## [Material for this task]

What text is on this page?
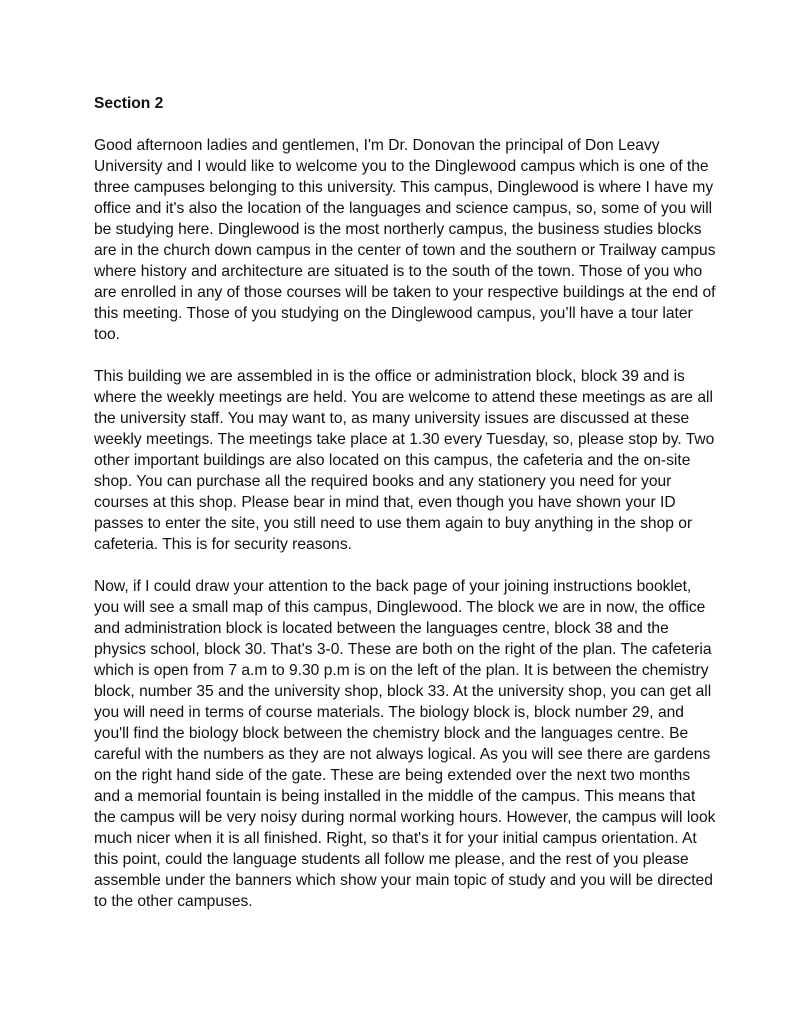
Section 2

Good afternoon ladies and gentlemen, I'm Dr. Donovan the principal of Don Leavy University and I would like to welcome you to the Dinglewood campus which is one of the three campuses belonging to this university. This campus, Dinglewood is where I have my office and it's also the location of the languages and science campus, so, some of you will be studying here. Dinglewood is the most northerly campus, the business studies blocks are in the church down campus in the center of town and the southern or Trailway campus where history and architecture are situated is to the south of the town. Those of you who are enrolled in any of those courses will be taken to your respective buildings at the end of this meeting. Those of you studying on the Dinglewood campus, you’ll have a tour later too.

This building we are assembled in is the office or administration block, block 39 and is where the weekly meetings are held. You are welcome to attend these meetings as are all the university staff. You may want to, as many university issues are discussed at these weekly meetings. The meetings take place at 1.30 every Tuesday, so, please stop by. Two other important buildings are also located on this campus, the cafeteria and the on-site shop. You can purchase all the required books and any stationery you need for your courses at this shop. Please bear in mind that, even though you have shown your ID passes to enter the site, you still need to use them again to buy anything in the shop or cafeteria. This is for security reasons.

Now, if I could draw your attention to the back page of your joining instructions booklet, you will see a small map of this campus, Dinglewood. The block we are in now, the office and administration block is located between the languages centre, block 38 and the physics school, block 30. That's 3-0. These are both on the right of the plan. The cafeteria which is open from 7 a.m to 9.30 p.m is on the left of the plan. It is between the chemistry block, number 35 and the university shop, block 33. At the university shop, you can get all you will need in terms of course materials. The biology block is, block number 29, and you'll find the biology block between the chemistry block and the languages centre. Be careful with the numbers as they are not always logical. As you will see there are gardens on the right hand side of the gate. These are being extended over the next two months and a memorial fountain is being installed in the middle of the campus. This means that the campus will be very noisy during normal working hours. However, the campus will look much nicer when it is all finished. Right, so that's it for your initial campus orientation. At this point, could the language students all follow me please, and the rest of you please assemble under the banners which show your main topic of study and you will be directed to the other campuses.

---

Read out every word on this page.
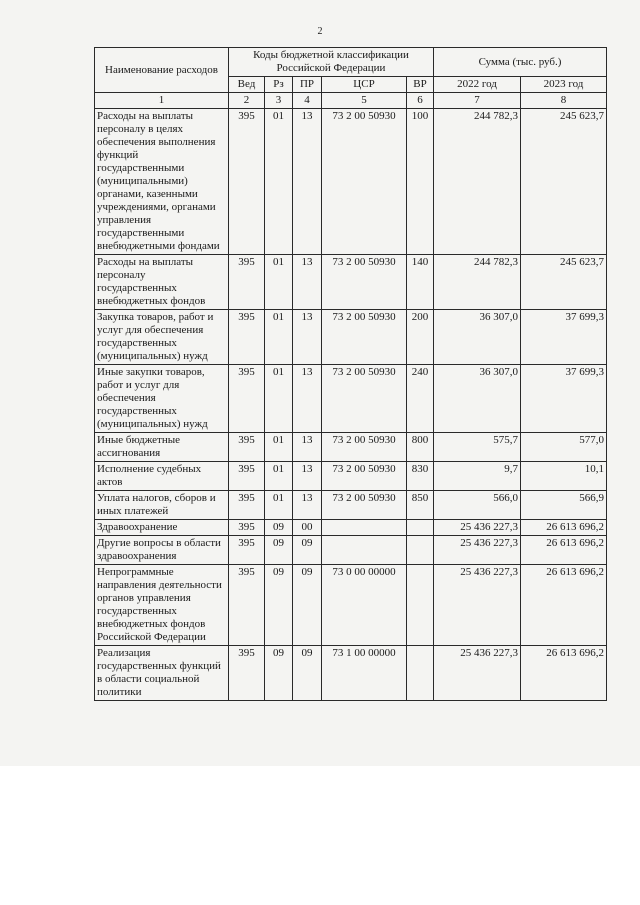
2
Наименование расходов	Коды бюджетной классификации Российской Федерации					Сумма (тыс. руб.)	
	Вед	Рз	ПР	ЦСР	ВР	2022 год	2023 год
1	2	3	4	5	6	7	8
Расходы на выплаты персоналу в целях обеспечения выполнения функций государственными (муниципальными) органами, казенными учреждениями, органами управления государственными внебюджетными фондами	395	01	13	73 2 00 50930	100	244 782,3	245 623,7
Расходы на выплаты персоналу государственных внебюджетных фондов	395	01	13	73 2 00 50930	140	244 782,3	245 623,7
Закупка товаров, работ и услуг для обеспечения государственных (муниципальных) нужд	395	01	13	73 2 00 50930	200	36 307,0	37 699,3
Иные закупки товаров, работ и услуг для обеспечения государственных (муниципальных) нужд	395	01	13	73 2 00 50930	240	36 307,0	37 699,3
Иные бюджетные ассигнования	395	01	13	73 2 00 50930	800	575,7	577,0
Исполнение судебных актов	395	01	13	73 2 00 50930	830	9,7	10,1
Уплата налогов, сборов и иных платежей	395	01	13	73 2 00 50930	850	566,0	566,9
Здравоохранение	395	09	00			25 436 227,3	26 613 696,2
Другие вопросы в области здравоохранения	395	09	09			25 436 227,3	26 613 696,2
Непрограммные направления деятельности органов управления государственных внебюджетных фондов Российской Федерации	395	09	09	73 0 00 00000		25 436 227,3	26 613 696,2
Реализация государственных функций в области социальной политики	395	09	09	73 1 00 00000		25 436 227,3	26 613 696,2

## [Exercise instructions]
Pull out and copy each line containing the string "выплаты".

## [The completed task]
Расходы на выплаты персоналу в целях обеспечения выполнения функций государственными (муниципальными) органами, казенными учреждениями, органами управления государственными внебюджетными фондами	395	01	13	73 2 00 50930	100	244 782,3	245 623,7
Расходы на выплаты персоналу государственных внебюджетных фондов	395	01	13	73 2 00 50930	140	244 782,3	245 623,7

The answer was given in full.